(Dataset records)
--

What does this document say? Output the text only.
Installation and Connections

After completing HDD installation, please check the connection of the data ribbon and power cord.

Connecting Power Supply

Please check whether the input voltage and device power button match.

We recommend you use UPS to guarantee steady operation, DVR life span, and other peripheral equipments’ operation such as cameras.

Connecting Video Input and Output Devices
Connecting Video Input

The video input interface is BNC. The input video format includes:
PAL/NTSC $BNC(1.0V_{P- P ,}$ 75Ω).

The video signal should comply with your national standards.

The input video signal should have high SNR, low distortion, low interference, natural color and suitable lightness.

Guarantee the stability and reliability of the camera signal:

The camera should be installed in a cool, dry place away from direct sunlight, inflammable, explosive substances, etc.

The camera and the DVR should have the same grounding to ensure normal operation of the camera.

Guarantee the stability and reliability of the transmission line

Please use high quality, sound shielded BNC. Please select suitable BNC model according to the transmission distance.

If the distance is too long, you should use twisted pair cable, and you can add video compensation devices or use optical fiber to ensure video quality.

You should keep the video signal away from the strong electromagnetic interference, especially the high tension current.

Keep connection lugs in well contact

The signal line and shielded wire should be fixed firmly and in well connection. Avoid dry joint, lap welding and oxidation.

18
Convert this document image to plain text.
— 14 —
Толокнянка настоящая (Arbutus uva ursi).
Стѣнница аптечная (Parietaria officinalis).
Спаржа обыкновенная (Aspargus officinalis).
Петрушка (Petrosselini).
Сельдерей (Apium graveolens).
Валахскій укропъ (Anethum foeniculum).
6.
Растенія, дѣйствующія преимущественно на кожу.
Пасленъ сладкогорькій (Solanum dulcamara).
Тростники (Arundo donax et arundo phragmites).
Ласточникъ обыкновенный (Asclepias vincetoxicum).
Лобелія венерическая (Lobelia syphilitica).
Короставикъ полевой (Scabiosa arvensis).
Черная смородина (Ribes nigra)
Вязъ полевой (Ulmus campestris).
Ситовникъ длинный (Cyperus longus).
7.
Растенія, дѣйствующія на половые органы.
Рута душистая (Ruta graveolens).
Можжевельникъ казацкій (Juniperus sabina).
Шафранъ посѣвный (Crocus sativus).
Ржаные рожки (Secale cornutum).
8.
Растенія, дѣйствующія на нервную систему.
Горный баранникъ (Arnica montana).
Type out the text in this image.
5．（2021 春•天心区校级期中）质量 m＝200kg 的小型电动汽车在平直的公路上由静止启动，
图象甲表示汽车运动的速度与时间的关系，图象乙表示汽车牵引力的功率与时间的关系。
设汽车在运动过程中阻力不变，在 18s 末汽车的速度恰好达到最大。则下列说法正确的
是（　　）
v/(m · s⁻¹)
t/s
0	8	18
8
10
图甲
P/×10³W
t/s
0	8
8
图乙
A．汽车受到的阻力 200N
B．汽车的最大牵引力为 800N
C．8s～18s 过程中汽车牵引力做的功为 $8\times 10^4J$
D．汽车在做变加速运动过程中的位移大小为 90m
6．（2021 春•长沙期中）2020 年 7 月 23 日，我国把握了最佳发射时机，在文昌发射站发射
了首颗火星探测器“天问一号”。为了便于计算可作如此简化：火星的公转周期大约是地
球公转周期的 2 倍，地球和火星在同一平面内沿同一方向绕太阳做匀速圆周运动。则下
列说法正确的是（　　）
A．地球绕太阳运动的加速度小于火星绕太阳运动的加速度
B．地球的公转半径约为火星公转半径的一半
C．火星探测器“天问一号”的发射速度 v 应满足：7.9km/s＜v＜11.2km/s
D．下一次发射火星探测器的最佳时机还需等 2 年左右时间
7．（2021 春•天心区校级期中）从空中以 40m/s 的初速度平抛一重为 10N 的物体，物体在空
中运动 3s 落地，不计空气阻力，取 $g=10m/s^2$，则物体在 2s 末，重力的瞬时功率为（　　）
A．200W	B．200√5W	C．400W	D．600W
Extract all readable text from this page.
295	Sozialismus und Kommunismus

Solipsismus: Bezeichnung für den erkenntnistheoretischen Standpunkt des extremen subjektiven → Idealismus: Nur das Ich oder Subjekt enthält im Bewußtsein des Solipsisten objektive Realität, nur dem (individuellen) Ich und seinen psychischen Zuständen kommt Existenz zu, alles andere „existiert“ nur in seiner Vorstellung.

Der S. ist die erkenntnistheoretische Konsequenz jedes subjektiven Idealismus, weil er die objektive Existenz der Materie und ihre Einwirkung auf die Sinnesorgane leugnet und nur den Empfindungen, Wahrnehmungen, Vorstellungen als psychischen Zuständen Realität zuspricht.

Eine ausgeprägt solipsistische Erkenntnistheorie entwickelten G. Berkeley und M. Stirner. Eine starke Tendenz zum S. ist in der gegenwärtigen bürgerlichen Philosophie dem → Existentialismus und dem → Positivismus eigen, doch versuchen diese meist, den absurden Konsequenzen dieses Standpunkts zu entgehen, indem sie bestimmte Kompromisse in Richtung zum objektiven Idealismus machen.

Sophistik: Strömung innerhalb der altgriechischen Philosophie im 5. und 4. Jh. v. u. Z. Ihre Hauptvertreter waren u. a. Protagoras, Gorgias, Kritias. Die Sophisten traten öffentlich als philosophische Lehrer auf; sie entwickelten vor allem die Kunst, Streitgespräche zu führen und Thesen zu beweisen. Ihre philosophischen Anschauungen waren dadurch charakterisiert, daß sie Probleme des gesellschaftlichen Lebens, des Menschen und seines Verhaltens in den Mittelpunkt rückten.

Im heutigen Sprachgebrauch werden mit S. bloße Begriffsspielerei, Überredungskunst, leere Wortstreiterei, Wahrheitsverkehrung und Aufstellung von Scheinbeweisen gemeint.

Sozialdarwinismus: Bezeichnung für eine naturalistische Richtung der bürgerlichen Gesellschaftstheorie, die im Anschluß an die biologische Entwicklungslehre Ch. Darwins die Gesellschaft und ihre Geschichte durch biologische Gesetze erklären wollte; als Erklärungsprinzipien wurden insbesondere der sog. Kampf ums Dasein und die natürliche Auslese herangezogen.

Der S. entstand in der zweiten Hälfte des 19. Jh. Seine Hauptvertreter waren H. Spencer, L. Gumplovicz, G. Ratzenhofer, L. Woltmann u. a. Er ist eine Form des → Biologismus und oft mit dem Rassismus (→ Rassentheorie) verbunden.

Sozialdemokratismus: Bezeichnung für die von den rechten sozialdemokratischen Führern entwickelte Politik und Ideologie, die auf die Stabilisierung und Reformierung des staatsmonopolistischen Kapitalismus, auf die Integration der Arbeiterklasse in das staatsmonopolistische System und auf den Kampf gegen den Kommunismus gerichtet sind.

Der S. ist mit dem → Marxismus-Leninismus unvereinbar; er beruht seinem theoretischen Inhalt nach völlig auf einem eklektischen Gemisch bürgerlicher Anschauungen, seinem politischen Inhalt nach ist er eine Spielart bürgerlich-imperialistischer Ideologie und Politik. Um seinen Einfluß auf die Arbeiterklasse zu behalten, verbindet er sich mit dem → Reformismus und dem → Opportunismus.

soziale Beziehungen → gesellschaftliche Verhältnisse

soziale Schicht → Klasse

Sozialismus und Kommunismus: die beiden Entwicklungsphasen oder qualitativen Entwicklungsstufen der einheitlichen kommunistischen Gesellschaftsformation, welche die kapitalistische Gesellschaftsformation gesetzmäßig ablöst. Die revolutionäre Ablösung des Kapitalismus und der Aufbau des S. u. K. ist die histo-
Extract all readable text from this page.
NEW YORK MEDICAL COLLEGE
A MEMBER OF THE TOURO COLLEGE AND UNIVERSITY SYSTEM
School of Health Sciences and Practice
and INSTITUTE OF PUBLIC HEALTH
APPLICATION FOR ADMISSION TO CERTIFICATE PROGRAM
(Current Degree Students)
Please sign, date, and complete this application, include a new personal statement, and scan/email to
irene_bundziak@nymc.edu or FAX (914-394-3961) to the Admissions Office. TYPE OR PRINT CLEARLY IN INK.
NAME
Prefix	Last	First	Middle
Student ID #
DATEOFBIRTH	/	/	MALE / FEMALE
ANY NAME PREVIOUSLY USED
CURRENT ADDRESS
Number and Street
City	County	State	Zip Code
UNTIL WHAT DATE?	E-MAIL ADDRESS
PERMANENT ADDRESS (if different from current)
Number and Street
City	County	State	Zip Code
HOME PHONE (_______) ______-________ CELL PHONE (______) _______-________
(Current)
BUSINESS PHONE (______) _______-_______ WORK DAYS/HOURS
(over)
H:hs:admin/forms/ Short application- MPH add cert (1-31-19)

--

TASK BRIEF: Provide the number of lines in the entries that include "Sozialismus", and no other text.

REPLY: 2